▽
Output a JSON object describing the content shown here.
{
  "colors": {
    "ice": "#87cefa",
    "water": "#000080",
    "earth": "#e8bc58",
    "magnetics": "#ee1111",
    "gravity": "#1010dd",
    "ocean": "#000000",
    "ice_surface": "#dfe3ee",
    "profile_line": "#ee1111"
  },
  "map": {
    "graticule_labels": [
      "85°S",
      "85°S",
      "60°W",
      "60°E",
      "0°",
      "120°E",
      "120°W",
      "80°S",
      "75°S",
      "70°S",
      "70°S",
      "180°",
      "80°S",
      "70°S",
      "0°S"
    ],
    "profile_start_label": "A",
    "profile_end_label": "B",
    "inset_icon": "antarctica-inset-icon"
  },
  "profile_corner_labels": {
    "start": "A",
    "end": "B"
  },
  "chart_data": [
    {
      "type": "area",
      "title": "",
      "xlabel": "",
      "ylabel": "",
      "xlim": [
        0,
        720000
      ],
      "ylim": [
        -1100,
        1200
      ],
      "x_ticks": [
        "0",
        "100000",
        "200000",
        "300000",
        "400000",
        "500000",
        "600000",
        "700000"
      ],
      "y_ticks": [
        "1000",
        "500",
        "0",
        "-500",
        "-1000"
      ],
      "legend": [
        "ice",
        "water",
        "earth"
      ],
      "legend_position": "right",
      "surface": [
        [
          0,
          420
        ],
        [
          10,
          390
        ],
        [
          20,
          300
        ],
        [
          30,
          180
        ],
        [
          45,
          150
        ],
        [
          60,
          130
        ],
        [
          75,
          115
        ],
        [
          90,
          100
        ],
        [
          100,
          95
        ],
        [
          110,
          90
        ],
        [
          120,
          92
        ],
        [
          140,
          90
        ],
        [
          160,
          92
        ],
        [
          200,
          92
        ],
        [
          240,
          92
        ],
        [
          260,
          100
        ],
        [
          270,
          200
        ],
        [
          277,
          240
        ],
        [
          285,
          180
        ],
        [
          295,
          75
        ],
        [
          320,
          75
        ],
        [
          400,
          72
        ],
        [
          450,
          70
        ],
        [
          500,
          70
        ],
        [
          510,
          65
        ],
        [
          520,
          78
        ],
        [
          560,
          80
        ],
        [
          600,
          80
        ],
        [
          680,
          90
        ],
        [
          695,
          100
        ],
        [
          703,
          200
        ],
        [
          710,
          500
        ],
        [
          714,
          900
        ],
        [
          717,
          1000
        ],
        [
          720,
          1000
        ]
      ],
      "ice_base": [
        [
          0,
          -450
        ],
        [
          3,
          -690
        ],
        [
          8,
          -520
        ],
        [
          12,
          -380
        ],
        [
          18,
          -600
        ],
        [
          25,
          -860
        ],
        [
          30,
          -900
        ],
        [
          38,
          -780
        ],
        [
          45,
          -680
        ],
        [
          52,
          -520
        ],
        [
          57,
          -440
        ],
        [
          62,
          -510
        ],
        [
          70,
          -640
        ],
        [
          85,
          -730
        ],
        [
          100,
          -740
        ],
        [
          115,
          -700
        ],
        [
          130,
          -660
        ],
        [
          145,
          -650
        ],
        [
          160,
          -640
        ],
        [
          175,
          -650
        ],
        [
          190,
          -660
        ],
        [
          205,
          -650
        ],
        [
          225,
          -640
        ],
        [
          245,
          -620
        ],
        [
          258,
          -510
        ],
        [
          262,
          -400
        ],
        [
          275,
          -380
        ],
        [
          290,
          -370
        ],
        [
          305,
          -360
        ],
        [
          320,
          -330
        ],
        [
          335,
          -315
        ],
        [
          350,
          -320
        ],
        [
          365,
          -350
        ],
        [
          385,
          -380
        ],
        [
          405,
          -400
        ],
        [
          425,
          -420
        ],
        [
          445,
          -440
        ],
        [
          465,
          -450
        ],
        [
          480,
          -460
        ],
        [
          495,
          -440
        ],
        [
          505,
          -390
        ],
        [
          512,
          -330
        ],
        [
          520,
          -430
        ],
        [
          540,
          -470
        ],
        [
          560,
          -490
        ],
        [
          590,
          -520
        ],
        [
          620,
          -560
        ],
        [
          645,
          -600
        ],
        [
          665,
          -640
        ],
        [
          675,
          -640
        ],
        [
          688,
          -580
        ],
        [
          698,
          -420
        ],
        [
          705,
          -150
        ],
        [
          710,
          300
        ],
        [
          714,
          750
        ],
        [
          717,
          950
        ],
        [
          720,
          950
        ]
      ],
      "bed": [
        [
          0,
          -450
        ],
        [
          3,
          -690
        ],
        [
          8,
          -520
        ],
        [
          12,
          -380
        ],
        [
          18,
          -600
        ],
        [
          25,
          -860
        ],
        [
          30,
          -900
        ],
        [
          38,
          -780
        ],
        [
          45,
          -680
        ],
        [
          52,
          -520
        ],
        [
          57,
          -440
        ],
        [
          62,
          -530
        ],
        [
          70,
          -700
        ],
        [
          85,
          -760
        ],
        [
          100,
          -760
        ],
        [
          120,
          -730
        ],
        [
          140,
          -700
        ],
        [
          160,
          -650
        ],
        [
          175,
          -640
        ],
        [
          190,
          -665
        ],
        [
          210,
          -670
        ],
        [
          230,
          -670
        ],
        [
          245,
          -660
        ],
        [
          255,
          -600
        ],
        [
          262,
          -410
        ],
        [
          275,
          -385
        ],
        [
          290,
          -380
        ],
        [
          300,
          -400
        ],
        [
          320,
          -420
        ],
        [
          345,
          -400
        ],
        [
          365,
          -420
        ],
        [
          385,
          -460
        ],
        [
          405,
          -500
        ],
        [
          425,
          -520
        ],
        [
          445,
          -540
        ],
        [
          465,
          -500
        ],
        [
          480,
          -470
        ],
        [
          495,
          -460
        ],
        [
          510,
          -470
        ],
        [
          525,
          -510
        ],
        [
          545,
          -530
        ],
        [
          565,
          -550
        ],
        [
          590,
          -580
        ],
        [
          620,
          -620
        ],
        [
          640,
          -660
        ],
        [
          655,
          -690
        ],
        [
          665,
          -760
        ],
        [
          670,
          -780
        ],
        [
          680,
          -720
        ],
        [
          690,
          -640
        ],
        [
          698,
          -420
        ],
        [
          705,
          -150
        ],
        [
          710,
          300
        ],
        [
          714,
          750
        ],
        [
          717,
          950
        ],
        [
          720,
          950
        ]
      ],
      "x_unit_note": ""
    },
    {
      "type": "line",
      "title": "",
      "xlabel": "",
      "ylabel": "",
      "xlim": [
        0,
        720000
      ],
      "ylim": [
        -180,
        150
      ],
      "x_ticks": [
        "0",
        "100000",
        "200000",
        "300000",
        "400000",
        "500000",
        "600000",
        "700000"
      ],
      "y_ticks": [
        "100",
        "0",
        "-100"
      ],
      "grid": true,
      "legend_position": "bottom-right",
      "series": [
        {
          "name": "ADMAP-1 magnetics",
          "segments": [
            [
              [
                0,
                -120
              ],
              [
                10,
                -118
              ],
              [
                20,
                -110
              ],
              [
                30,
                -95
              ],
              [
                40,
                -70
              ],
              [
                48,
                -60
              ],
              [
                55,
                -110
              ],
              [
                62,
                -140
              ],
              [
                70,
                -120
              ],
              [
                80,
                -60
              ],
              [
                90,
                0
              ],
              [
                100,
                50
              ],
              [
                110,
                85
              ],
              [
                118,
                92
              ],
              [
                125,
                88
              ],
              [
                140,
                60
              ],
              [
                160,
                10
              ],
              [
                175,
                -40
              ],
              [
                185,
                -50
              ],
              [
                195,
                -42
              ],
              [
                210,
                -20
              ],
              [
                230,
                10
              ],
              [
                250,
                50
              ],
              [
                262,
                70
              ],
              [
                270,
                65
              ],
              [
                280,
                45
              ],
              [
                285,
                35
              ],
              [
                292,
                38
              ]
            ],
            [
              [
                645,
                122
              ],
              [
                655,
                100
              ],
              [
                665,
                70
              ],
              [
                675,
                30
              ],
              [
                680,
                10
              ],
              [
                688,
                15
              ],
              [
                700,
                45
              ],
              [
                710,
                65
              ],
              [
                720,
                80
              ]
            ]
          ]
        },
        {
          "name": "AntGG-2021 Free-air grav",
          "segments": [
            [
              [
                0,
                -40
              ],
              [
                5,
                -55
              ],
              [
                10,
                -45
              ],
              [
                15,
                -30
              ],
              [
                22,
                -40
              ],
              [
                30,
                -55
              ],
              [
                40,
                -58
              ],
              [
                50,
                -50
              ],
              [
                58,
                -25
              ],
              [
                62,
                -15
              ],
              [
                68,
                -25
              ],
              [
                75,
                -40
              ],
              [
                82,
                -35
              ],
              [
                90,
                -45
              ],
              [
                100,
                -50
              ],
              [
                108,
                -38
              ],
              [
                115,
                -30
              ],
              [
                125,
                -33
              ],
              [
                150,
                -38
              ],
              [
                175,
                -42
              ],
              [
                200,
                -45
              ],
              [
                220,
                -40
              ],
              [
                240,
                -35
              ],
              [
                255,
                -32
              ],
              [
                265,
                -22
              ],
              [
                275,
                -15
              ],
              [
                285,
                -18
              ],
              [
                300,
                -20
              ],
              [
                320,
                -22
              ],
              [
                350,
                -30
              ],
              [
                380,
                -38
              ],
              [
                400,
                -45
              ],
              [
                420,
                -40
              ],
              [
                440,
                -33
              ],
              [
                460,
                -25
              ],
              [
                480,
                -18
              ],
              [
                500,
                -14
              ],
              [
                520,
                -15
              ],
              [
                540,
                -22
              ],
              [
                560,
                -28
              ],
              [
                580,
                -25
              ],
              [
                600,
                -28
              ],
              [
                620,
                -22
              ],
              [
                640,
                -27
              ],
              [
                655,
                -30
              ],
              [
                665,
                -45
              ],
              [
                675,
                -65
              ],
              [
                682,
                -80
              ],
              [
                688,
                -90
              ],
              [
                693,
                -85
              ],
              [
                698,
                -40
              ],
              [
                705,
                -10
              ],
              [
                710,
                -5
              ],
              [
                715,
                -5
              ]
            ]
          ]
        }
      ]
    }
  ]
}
△
> **EXERCISE DESCRIPTION**
Copy each line above that contains the string "right".

> **TASK SOLUTION**
      "legend_position": "right",
      "legend_position": "bottom-right",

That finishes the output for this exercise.